* START *

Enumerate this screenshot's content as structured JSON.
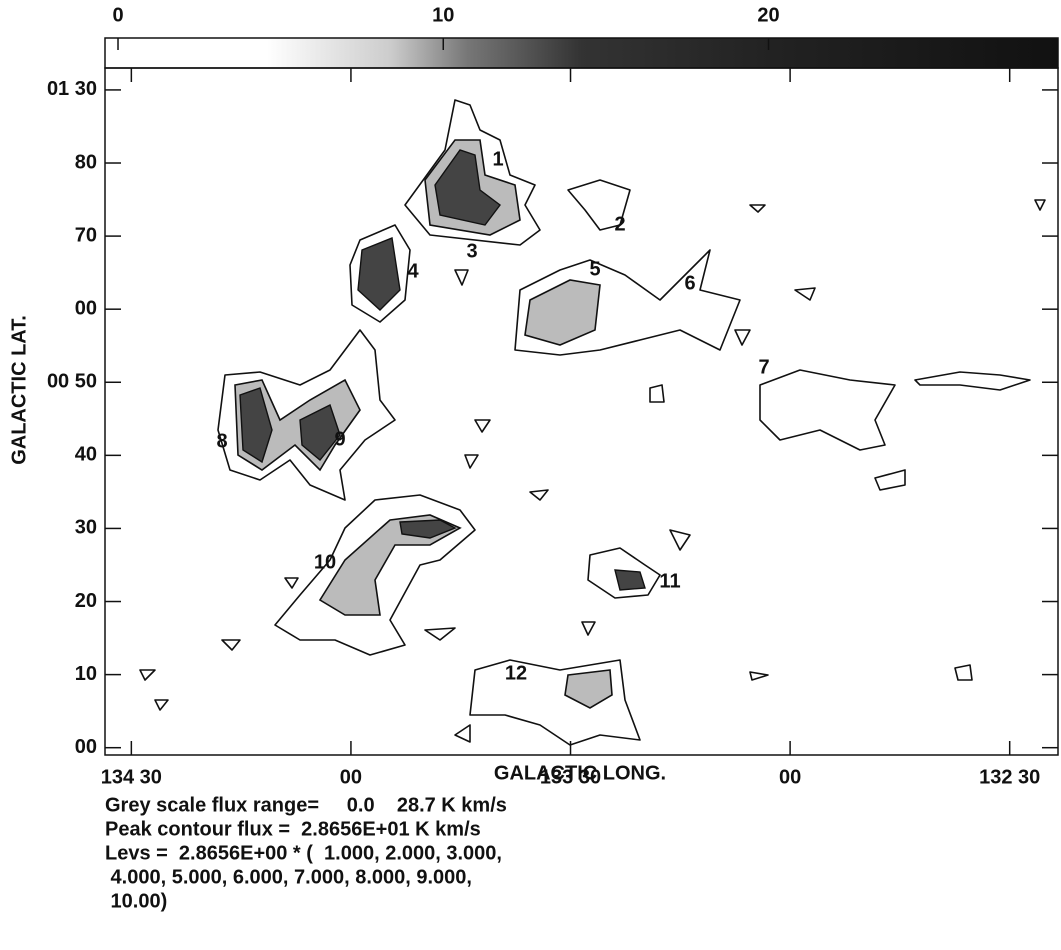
{
  "chart_data": {
    "type": "contour",
    "xlabel": "GALACTIC LONG.",
    "ylabel": "GALACTIC LAT.",
    "xlim": [
      134.56,
      132.39
    ],
    "ylim": [
      -1,
      93
    ],
    "xticks": [
      {
        "value": 134.5,
        "label": "134 30"
      },
      {
        "value": 134.0,
        "label": "00"
      },
      {
        "value": 133.5,
        "label": "133 30"
      },
      {
        "value": 133.0,
        "label": "00"
      },
      {
        "value": 132.5,
        "label": "132 30"
      }
    ],
    "yticks": [
      {
        "value": 0,
        "label": "00"
      },
      10,
      20,
      30,
      40,
      {
        "value": 50,
        "label": "00 50"
      },
      {
        "value": 60,
        "label": "00"
      },
      70,
      80,
      {
        "value": 90,
        "label": "01 30"
      }
    ],
    "colorbar": {
      "lim": [
        -0.4,
        28.9
      ],
      "ticks": [
        0,
        10,
        20
      ]
    },
    "annotations": [
      "1",
      "2",
      "3",
      "4",
      "5",
      "6",
      "7",
      "8",
      "9",
      "10",
      "11",
      "12"
    ],
    "notes": [
      "Grey scale flux range=     0.0    28.7 K km/s",
      "Peak contour flux =  2.8656E+01 K km/s",
      "Levs =  2.8656E+00 * (  1.000, 2.000, 3.000,",
      " 4.000, 5.000, 6.000, 7.000, 8.000, 9.000,",
      " 10.00)"
    ]
  }
}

* END *

Leave out the pictures and restate everything else word for word.

__Answer to this exercise__.
Enumerate this screenshot's content as structured JSON.
{
  "chart_data": {
    "type": "contour",
    "xlabel": "GALACTIC LONG.",
    "ylabel": "GALACTIC LAT.",
    "xlim": [
      134.56,
      132.39
    ],
    "ylim": [
      -1,
      93
    ],
    "xticks": [
      {
        "value": 134.5,
        "label": "134 30"
      },
      {
        "value": 134.0,
        "label": "00"
      },
      {
        "value": 133.5,
        "label": "133 30"
      },
      {
        "value": 133.0,
        "label": "00"
      },
      {
        "value": 132.5,
        "label": "132 30"
      }
    ],
    "yticks": [
      {
        "value": 0,
        "label": "00"
      },
      10,
      20,
      30,
      40,
      {
        "value": 50,
        "label": "00 50"
      },
      {
        "value": 60,
        "label": "00"
      },
      70,
      80,
      {
        "value": 90,
        "label": "01 30"
      }
    ],
    "colorbar": {
      "lim": [
        -0.4,
        28.9
      ],
      "ticks": [
        0,
        10,
        20
      ]
    },
    "annotations": [
      "1",
      "2",
      "3",
      "4",
      "5",
      "6",
      "7",
      "8",
      "9",
      "10",
      "11",
      "12"
    ],
    "notes": [
      "Grey scale flux range=     0.0    28.7 K km/s",
      "Peak contour flux =  2.8656E+01 K km/s",
      "Levs =  2.8656E+00 * (  1.000, 2.000, 3.000,",
      " 4.000, 5.000, 6.000, 7.000, 8.000, 9.000,",
      " 10.00)"
    ]
  }
}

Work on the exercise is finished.